■ **WHAT YOU NEED TO DO**
Read the listing below and copy out every line that holds "état".

---------------

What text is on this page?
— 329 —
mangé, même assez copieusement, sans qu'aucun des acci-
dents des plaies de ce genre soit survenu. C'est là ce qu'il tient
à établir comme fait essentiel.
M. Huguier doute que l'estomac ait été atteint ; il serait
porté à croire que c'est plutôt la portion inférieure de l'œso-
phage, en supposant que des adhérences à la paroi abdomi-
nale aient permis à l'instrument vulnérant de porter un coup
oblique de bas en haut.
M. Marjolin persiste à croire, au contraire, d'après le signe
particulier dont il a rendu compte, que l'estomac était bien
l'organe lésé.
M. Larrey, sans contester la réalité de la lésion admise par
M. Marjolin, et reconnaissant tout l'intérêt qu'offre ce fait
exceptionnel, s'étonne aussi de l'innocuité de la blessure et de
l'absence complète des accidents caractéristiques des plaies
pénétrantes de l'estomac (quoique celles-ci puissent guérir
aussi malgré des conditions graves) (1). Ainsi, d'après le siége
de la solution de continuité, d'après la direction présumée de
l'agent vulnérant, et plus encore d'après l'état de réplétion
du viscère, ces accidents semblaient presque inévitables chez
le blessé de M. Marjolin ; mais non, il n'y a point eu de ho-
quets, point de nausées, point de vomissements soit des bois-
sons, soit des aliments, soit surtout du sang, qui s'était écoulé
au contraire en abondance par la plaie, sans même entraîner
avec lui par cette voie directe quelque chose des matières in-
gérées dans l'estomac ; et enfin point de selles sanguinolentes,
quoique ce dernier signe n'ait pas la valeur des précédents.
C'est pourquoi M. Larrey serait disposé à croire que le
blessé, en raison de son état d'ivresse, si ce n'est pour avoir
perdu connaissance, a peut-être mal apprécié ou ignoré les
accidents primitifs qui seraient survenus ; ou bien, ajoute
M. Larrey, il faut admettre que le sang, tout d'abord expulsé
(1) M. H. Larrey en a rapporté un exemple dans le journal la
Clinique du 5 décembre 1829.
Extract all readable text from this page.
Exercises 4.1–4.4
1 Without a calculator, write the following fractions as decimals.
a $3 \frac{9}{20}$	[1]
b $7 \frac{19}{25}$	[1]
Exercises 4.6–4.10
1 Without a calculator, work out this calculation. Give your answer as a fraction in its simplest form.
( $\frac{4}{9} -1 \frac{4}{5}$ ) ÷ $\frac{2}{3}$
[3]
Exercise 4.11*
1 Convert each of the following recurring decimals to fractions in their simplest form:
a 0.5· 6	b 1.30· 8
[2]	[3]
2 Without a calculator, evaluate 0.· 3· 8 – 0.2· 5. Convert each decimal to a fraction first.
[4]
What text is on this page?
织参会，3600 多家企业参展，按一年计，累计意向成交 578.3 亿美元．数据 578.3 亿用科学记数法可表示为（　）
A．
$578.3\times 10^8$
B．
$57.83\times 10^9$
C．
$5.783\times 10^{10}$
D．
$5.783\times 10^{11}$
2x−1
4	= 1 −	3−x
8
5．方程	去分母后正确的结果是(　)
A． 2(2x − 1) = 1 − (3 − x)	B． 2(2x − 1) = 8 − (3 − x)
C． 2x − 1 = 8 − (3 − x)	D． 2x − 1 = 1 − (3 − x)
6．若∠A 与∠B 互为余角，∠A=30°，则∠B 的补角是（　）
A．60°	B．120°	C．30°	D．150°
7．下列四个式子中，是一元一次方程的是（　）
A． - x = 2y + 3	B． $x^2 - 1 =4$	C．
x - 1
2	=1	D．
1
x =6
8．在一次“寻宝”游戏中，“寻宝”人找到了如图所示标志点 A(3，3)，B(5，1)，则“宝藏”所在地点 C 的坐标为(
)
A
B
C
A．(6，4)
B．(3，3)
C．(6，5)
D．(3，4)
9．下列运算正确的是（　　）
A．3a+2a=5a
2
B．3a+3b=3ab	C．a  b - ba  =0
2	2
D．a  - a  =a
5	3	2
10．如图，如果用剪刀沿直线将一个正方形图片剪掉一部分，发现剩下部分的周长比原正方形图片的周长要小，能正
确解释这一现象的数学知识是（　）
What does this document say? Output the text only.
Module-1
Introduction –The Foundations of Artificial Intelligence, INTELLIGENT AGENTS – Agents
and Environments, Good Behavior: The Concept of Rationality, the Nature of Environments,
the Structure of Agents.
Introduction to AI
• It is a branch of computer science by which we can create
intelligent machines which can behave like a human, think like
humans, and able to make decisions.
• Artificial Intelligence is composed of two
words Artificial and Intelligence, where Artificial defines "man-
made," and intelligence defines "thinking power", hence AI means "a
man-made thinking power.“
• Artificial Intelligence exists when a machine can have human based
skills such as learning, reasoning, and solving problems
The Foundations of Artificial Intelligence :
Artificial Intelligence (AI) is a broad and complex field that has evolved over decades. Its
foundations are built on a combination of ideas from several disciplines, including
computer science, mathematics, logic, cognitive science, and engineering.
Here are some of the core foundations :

---------------

■ **TASK RESPONSE**
l'agent vulnérant, et plus encore d'après l'état de réplétion
blessé, en raison de son état d'ivresse, si ce n'est pour avoir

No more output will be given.